Data extract:
◆ ◆ ◆ ◆ ◆ ◆ ◆

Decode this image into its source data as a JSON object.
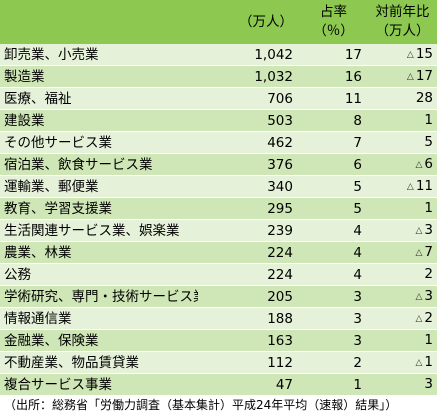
{
  "header": {
    "workers_line1": "（万人）",
    "share_line1": "占率",
    "share_line2": "（％）",
    "change_line1": "対前年比",
    "change_line2": "（万人）"
  },
  "rows": [
    {
      "industry": "卸売業、小売業",
      "workers": "1,042",
      "share": "17",
      "change_sign": "△",
      "change": "15"
    },
    {
      "industry": "製造業",
      "workers": "1,032",
      "share": "16",
      "change_sign": "△",
      "change": "17"
    },
    {
      "industry": "医療、福祉",
      "workers": "706",
      "share": "11",
      "change_sign": "",
      "change": "28"
    },
    {
      "industry": "建設業",
      "workers": "503",
      "share": "8",
      "change_sign": "",
      "change": "1"
    },
    {
      "industry": "その他サービス業",
      "workers": "462",
      "share": "7",
      "change_sign": "",
      "change": "5"
    },
    {
      "industry": "宿泊業、飲食サービス業",
      "workers": "376",
      "share": "6",
      "change_sign": "△",
      "change": "6"
    },
    {
      "industry": "運輸業、郵便業",
      "workers": "340",
      "share": "5",
      "change_sign": "△",
      "change": "11"
    },
    {
      "industry": "教育、学習支援業",
      "workers": "295",
      "share": "5",
      "change_sign": "",
      "change": "1"
    },
    {
      "industry": "生活関連サービス業、娯楽業",
      "workers": "239",
      "share": "4",
      "change_sign": "△",
      "change": "3"
    },
    {
      "industry": "農業、林業",
      "workers": "224",
      "share": "4",
      "change_sign": "△",
      "change": "7"
    },
    {
      "industry": "公務",
      "workers": "224",
      "share": "4",
      "change_sign": "",
      "change": "2"
    },
    {
      "industry": "学術研究、専門・技術サービス業",
      "workers": "205",
      "share": "3",
      "change_sign": "△",
      "change": "3"
    },
    {
      "industry": "情報通信業",
      "workers": "188",
      "share": "3",
      "change_sign": "△",
      "change": "2"
    },
    {
      "industry": "金融業、保険業",
      "workers": "163",
      "share": "3",
      "change_sign": "",
      "change": "1"
    },
    {
      "industry": "不動産業、物品賃貸業",
      "workers": "112",
      "share": "2",
      "change_sign": "△",
      "change": "1"
    },
    {
      "industry": "複合サービス事業",
      "workers": "47",
      "share": "1",
      "change_sign": "",
      "change": "3"
    }
  ],
  "source": "（出所：総務省「労働力調査（基本集計）平成24年平均（速報）結果」）",
  "colors": {
    "header_bg": "#8dc850",
    "row_light": "#e6f1d9",
    "row_dark": "#cfe6b6"
  }
}
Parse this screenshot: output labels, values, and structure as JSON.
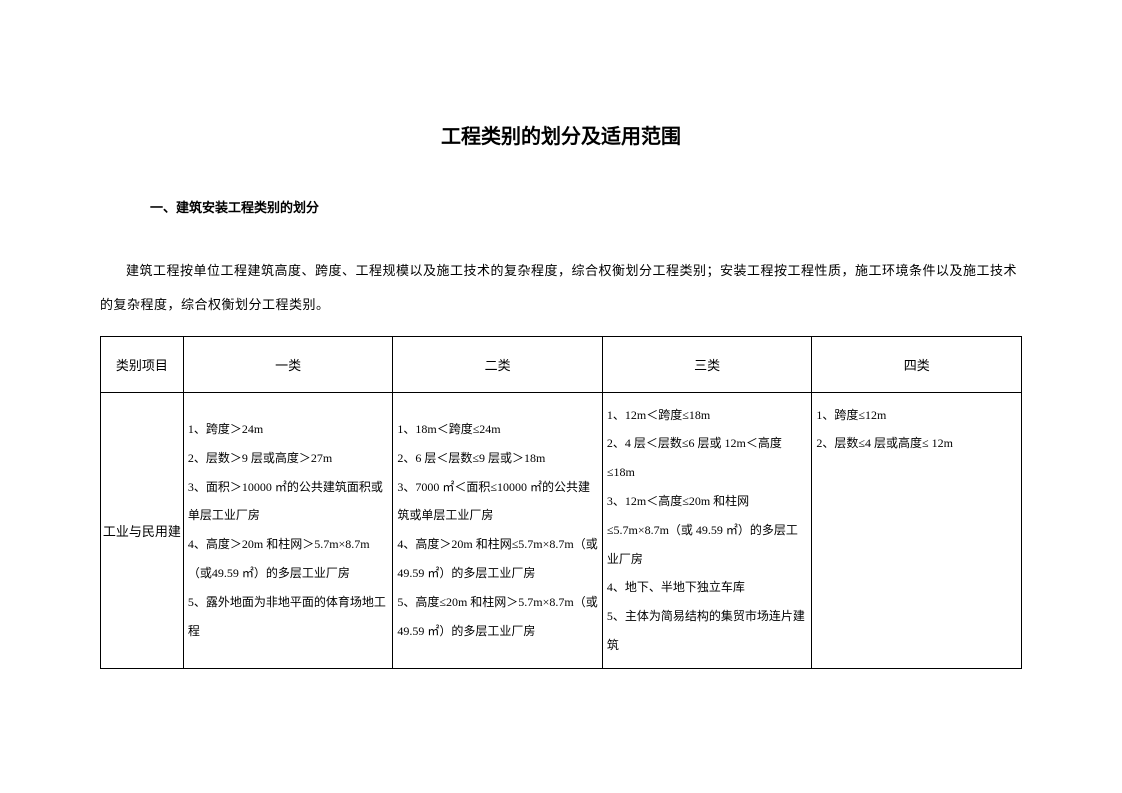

◆ ◆ ◆ ◆ ◆ ◆ ◆

Repeat the data in full and exactly. Omit pictures.

Response below:
Decode this image into its source data as a JSON object.
{
  "header": {
    "workers_line1": "（万人）",
    "share_line1": "占率",
    "share_line2": "（％）",
    "change_line1": "対前年比",
    "change_line2": "（万人）"
  },
  "rows": [
    {
      "industry": "卸売業、小売業",
      "workers": "1,042",
      "share": "17",
      "change_sign": "△",
      "change": "15"
    },
    {
      "industry": "製造業",
      "workers": "1,032",
      "share": "16",
      "change_sign": "△",
      "change": "17"
    },
    {
      "industry": "医療、福祉",
      "workers": "706",
      "share": "11",
      "change_sign": "",
      "change": "28"
    },
    {
      "industry": "建設業",
      "workers": "503",
      "share": "8",
      "change_sign": "",
      "change": "1"
    },
    {
      "industry": "その他サービス業",
      "workers": "462",
      "share": "7",
      "change_sign": "",
      "change": "5"
    },
    {
      "industry": "宿泊業、飲食サービス業",
      "workers": "376",
      "share": "6",
      "change_sign": "△",
      "change": "6"
    },
    {
      "industry": "運輸業、郵便業",
      "workers": "340",
      "share": "5",
      "change_sign": "△",
      "change": "11"
    },
    {
      "industry": "教育、学習支援業",
      "workers": "295",
      "share": "5",
      "change_sign": "",
      "change": "1"
    },
    {
      "industry": "生活関連サービス業、娯楽業",
      "workers": "239",
      "share": "4",
      "change_sign": "△",
      "change": "3"
    },
    {
      "industry": "農業、林業",
      "workers": "224",
      "share": "4",
      "change_sign": "△",
      "change": "7"
    },
    {
      "industry": "公務",
      "workers": "224",
      "share": "4",
      "change_sign": "",
      "change": "2"
    },
    {
      "industry": "学術研究、専門・技術サービス業",
      "workers": "205",
      "share": "3",
      "change_sign": "△",
      "change": "3"
    },
    {
      "industry": "情報通信業",
      "workers": "188",
      "share": "3",
      "change_sign": "△",
      "change": "2"
    },
    {
      "industry": "金融業、保険業",
      "workers": "163",
      "share": "3",
      "change_sign": "",
      "change": "1"
    },
    {
      "industry": "不動産業、物品賃貸業",
      "workers": "112",
      "share": "2",
      "change_sign": "△",
      "change": "1"
    },
    {
      "industry": "複合サービス事業",
      "workers": "47",
      "share": "1",
      "change_sign": "",
      "change": "3"
    }
  ],
  "source": "（出所：総務省「労働力調査（基本集計）平成24年平均（速報）結果」）",
  "colors": {
    "header_bg": "#8dc850",
    "row_light": "#e6f1d9",
    "row_dark": "#cfe6b6"
  }
}
Parse this screenshot: output labels, values, and structure as JSON.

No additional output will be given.